● Text:
··········

For the kids is a registered user.

Love how this has grown over the years. Good to see the streets are closed so kids can run freely.

Disappointed that Lynn Brown had to turn Halloween into a political game asking young Trick or Treaters if Donald Trump is Good or Evil before giving them candy.

Wonder what festive idea she has up her sleeve for the kids at Christmas.


2 people like this
Posted by Open Up Alta Mesa for Halloween
a resident of Los Altos
on Nov 1, 2018 at 8:47 am

[Post removed.]


18 people like this
Posted by Resident
a resident of Another Palo Alto neighborhood
on Nov 1, 2018 at 9:20 am

The commercialism that Halloween has become is very disturbing to me.

It used to be that children dressed up in home made cute costumes and went to their own neighbors to get a small amount of candy. It was a way of neighbors getting to know each other and children to understand how to make friends, show manners to grown ups and how to take pride in their own neighborhoods.

Now it is all about expensive costumes and decorations, the most candy, the most famous homes. Their used to be bumper stickers saying "He who dies with the most toys wins". Never has this been so true as at Halloween.

Closing streets to enable this is just getting about as commercial as it can get.

How sad.


22 people like this
Posted by Sad
a resident of Charleston Gardens
on Nov 1, 2018 at 10:58 am

The sad part were the pleas on Nextdoor for trick-of-treaters to come to Midtown for candy bars. Vast crowds visit elaborate displays put up by the richest of Old Palo Alto's multi-billionaires and ignore the more modest but heart-felt efforts of those in other neighborhoods.

··········

(A portion of a data file)
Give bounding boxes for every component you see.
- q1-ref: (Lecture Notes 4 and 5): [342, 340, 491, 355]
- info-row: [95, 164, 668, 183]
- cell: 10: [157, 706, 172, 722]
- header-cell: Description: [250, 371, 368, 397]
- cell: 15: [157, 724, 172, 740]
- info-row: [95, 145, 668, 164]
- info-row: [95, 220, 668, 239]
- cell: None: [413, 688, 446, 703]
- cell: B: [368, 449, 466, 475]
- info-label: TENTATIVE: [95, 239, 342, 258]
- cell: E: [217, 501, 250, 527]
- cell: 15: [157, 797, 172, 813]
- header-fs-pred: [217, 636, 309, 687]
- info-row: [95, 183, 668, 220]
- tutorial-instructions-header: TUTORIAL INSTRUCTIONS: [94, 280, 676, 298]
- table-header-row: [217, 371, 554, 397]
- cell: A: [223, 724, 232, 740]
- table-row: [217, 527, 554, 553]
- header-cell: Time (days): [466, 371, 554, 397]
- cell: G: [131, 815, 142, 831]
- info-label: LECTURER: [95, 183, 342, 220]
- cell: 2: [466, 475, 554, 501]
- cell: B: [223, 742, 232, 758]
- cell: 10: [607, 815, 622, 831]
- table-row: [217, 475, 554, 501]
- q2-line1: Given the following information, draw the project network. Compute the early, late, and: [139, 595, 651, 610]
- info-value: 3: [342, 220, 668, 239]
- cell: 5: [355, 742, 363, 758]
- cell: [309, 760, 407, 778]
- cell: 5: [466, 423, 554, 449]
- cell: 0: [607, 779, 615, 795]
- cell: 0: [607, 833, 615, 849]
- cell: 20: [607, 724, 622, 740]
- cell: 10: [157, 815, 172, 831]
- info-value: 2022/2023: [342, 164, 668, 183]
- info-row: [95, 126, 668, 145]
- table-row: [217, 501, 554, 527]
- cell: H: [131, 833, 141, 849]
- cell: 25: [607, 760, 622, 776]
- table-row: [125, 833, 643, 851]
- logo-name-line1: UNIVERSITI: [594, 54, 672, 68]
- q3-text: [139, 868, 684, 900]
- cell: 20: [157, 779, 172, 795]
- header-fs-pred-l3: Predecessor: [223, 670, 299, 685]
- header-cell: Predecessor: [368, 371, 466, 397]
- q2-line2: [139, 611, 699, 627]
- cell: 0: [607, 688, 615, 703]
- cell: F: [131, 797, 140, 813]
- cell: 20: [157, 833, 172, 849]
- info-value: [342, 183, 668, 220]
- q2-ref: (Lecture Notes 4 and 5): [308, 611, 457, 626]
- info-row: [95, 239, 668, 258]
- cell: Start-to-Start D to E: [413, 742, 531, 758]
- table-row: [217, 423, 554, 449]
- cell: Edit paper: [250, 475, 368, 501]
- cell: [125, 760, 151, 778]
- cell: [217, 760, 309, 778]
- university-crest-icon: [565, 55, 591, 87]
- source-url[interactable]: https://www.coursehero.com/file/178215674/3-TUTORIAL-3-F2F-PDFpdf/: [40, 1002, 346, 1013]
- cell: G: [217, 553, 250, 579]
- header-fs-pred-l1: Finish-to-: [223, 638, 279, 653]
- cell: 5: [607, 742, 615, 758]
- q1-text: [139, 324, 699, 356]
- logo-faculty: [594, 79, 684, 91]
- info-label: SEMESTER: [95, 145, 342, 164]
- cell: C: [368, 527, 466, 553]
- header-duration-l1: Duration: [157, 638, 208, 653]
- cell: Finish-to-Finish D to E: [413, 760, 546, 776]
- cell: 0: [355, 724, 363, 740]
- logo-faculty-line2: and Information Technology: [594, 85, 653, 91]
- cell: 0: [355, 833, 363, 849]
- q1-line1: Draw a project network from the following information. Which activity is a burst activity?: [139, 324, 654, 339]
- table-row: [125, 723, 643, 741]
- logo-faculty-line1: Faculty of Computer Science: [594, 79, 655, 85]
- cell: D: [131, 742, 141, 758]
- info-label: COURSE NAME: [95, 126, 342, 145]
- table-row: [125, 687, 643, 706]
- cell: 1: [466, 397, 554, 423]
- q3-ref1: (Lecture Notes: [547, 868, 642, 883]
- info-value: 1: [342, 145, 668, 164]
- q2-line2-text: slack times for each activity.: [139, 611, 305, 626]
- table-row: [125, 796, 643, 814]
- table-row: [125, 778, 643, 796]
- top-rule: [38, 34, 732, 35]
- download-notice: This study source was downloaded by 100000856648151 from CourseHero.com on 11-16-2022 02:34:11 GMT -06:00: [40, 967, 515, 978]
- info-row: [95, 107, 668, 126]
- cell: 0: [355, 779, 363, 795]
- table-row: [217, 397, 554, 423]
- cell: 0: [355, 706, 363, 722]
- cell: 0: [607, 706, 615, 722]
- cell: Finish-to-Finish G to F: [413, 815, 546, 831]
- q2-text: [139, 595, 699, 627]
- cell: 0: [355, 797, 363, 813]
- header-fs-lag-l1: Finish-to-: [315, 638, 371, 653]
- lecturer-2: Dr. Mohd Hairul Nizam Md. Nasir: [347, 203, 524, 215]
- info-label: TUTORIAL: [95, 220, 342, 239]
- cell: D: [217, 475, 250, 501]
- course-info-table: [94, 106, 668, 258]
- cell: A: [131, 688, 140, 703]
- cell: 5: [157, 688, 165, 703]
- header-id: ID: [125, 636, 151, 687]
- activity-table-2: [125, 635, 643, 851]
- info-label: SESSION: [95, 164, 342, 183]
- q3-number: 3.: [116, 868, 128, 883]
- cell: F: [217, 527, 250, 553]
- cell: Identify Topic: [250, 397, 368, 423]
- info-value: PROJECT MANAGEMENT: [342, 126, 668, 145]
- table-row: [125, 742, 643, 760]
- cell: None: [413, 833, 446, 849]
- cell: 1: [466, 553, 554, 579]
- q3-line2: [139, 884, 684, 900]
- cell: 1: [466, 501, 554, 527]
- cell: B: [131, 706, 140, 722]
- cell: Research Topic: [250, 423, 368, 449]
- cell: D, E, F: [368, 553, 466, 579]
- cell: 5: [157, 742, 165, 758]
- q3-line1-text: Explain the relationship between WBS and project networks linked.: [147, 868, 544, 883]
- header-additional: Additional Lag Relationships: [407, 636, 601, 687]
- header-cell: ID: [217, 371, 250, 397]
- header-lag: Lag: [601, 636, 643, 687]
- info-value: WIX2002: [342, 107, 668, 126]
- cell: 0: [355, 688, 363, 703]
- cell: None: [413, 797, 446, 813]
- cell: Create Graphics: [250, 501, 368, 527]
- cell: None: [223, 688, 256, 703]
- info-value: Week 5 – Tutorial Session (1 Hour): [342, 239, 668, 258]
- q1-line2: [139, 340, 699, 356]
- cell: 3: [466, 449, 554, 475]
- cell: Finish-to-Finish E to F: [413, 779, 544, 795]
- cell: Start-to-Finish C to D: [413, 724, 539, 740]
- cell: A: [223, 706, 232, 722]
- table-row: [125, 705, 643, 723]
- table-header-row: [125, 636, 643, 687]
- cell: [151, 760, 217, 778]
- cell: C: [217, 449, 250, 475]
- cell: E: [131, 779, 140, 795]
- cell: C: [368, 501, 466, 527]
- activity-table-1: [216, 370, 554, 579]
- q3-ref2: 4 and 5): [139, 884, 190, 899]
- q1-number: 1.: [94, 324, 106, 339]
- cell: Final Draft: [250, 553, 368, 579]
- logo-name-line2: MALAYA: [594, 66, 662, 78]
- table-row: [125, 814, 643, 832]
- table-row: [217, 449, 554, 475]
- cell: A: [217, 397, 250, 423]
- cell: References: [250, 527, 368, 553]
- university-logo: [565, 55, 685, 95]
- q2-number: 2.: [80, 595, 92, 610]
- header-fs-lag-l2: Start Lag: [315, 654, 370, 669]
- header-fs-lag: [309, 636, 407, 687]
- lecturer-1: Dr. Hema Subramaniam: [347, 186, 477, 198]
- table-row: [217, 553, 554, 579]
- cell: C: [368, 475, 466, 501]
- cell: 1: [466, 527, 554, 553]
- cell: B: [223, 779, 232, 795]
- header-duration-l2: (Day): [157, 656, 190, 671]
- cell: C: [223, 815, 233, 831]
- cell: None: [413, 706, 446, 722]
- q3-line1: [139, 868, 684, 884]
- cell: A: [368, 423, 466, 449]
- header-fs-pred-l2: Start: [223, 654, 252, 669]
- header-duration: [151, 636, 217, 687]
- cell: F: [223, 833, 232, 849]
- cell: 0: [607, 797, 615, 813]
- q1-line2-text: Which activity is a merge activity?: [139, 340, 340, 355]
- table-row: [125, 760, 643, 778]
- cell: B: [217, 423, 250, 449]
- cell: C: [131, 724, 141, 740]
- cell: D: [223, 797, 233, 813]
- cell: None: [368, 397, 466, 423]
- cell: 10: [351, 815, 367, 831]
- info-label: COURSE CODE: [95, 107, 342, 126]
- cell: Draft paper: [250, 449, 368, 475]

··········

● Written exercise:
According to the Halloween comments, on what site were the pleas made for visitors to come to Midtown for candy bars?

● Solution for this problem:
On Nextdoor.